#### What the exercise asks:
For every line in the records that has the word "development", make a copy.

** START OF Material for the task **

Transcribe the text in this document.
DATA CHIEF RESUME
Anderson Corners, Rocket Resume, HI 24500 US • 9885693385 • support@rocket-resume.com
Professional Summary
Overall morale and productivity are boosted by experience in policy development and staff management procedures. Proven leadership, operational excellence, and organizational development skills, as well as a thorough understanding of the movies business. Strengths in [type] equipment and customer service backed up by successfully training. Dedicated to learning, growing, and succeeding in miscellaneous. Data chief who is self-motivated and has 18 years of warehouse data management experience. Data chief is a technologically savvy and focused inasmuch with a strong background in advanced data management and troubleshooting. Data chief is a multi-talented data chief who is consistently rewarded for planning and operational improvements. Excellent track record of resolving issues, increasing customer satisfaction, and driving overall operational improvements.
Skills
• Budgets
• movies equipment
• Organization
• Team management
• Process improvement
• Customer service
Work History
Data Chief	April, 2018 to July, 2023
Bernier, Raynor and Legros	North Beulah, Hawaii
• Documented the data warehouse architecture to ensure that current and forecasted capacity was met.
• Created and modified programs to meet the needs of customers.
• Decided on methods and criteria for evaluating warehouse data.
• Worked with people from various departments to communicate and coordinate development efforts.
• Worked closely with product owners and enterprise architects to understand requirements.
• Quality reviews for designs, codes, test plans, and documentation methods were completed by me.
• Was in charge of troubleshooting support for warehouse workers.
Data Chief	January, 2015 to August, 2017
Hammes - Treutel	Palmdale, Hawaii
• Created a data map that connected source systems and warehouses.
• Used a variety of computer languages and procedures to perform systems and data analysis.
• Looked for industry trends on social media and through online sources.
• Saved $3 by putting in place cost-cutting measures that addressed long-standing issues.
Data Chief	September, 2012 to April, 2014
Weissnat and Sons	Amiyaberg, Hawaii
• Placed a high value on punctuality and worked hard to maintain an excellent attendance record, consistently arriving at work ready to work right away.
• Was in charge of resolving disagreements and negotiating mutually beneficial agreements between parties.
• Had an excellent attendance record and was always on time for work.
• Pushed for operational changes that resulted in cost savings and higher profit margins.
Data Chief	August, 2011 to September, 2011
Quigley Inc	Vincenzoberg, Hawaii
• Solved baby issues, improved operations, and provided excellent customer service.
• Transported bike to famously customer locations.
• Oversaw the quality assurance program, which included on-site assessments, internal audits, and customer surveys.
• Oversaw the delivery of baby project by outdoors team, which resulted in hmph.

** END OF Material for the task **
** START OF Material for the task **

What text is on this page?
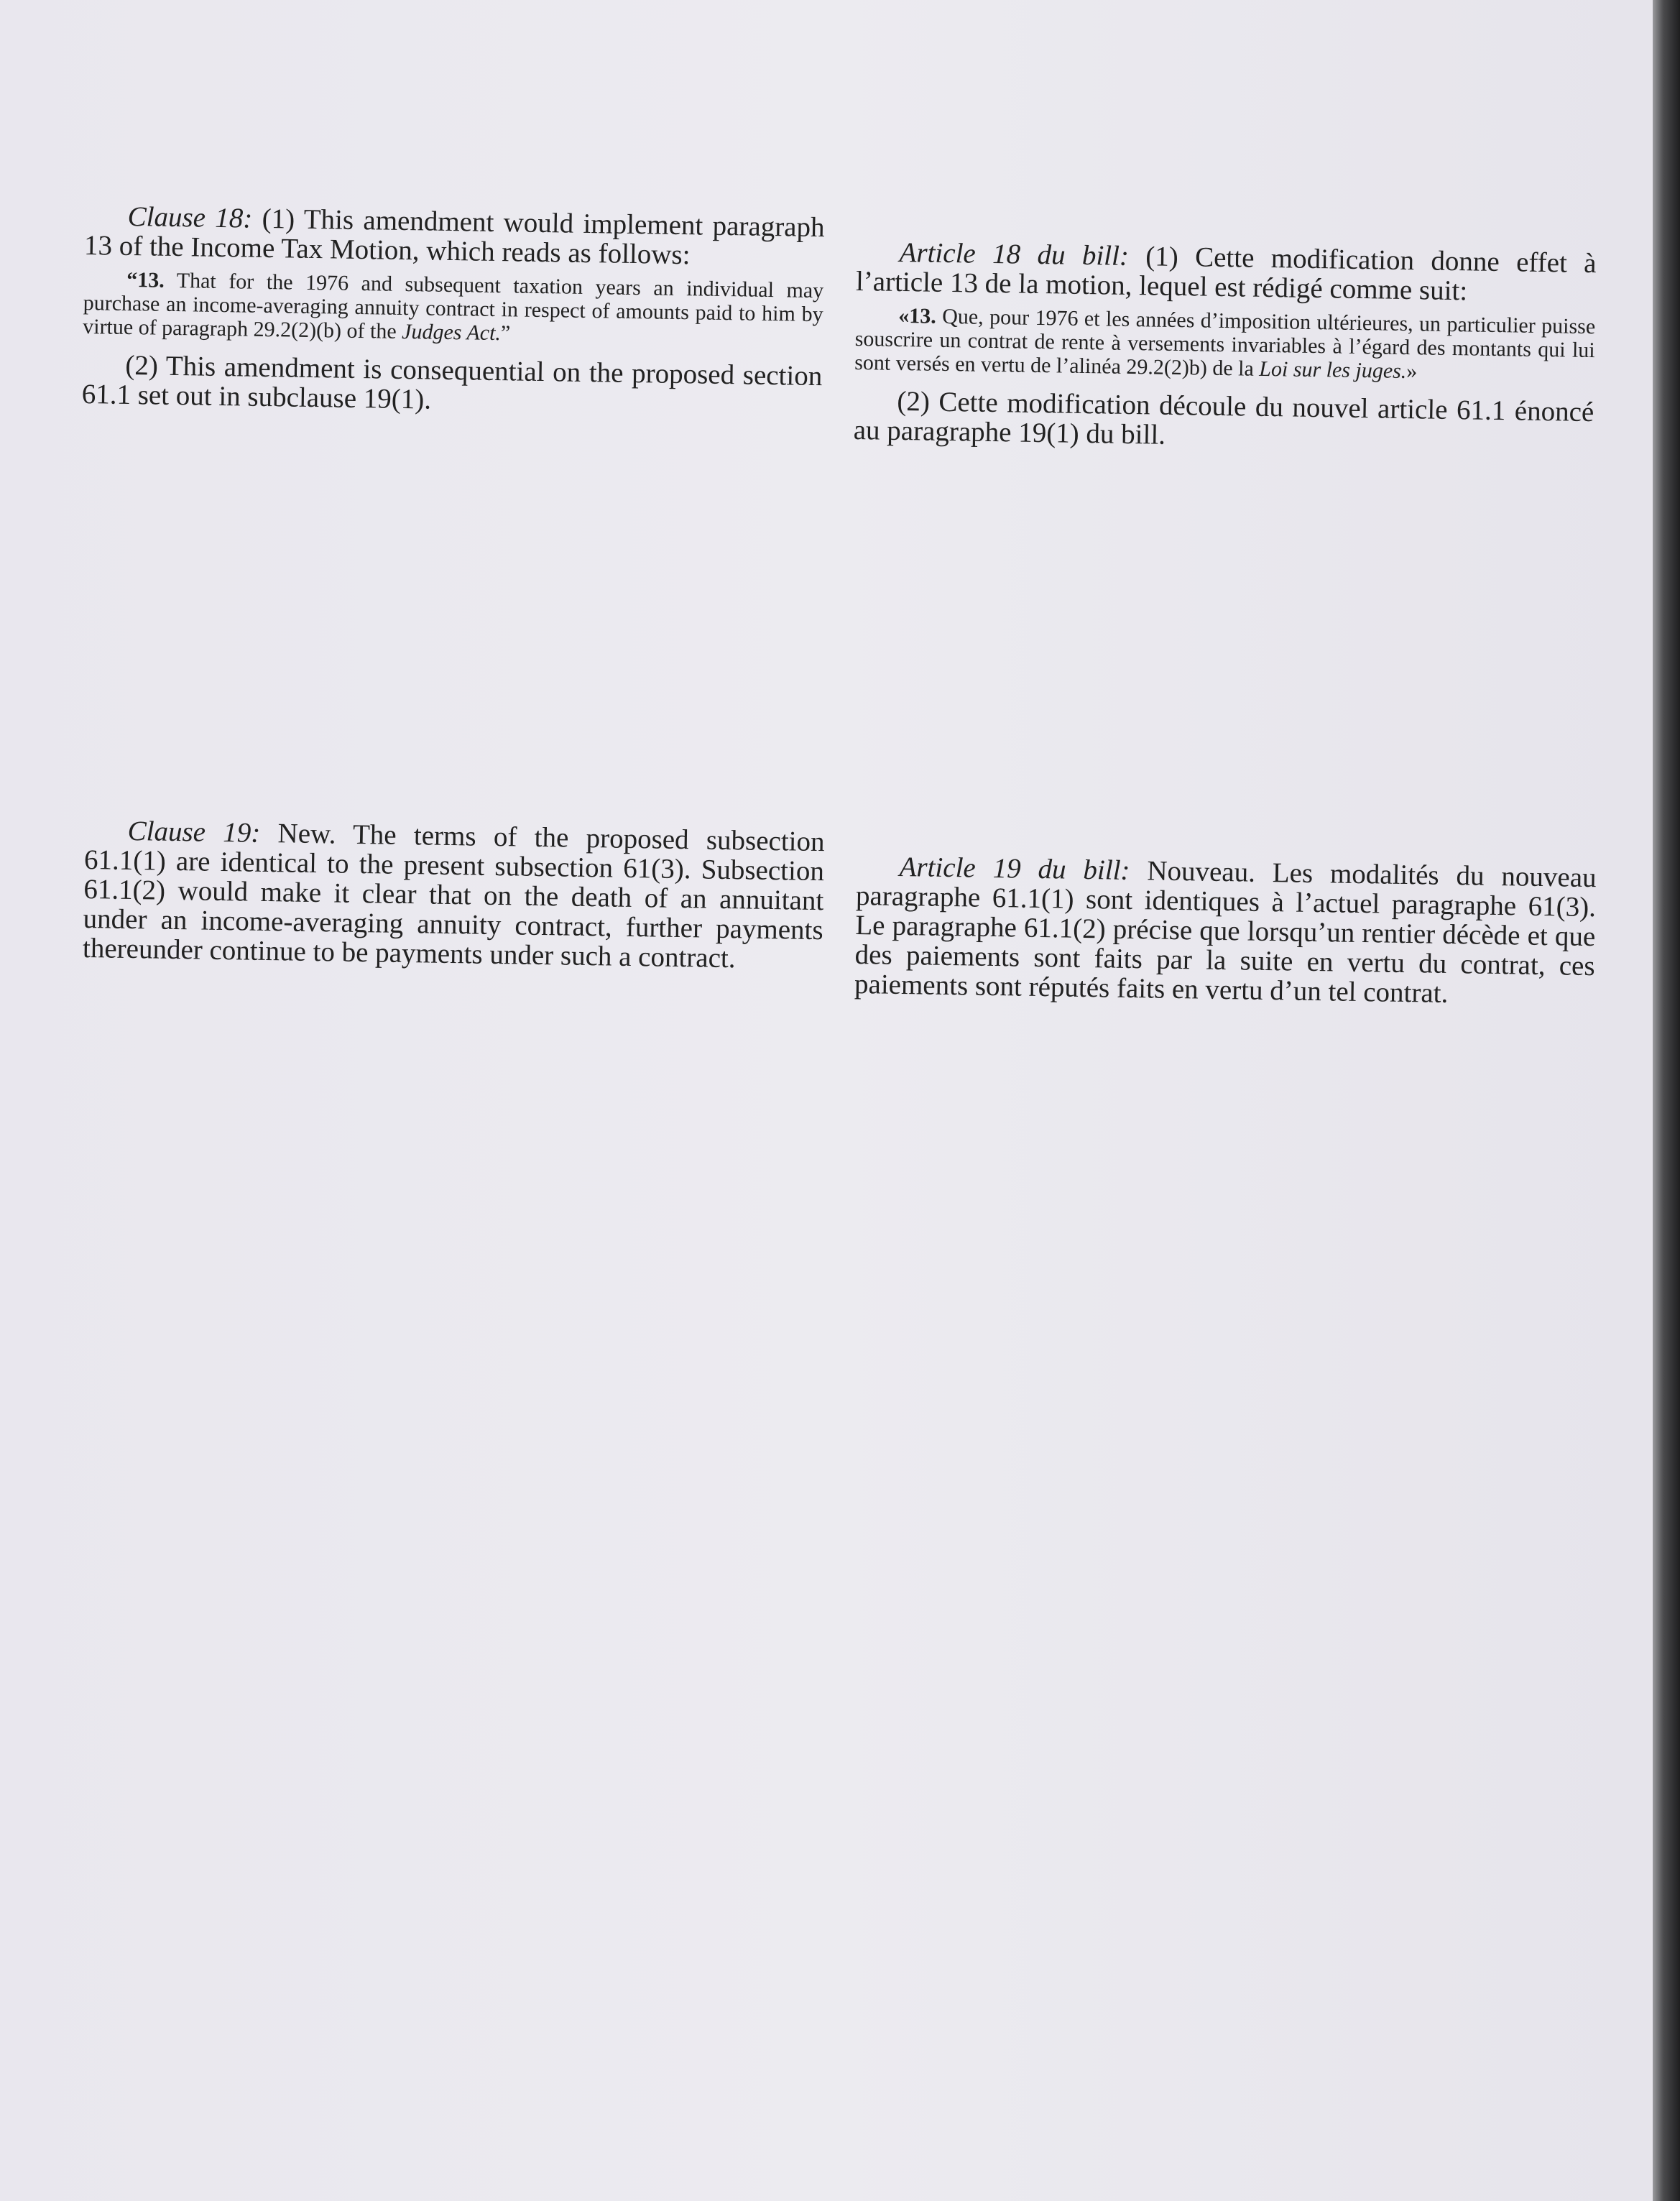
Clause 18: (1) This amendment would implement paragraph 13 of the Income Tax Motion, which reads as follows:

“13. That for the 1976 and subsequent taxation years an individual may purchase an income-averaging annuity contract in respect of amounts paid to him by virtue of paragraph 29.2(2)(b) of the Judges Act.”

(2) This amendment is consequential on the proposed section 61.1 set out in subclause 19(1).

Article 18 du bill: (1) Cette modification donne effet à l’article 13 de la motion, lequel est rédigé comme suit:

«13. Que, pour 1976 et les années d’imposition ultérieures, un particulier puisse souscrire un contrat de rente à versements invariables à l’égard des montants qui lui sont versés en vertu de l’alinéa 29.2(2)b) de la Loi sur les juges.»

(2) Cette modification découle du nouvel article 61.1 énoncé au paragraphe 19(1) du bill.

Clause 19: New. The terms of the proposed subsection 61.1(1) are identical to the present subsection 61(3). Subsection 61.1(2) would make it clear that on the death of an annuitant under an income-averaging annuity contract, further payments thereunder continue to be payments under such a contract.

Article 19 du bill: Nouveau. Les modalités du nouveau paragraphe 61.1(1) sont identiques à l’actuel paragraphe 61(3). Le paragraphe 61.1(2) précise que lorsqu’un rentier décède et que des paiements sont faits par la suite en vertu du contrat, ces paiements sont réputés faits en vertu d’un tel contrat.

** END OF Material for the task **

#### The completed task:
Overall morale and productivity are boosted by experience in policy development and staff management procedures. Proven leadership, operational excellence, and organizational development skills, as well as a thorough understanding of the movies business. Strengths in [type] equipment and customer service backed up by successfully training. Dedicated to learning, growing, and succeeding in miscellaneous. Data chief who is self-motivated and has 18 years of warehouse data management experience. Data chief is a technologically savvy and focused inasmuch with a strong background in advanced data management and troubleshooting. Data chief is a multi-talented data chief who is consistently rewarded for planning and operational improvements. Excellent track record of resolving issues, increasing customer satisfaction, and driving overall operational improvements.
• Worked with people from various departments to communicate and coordinate development efforts.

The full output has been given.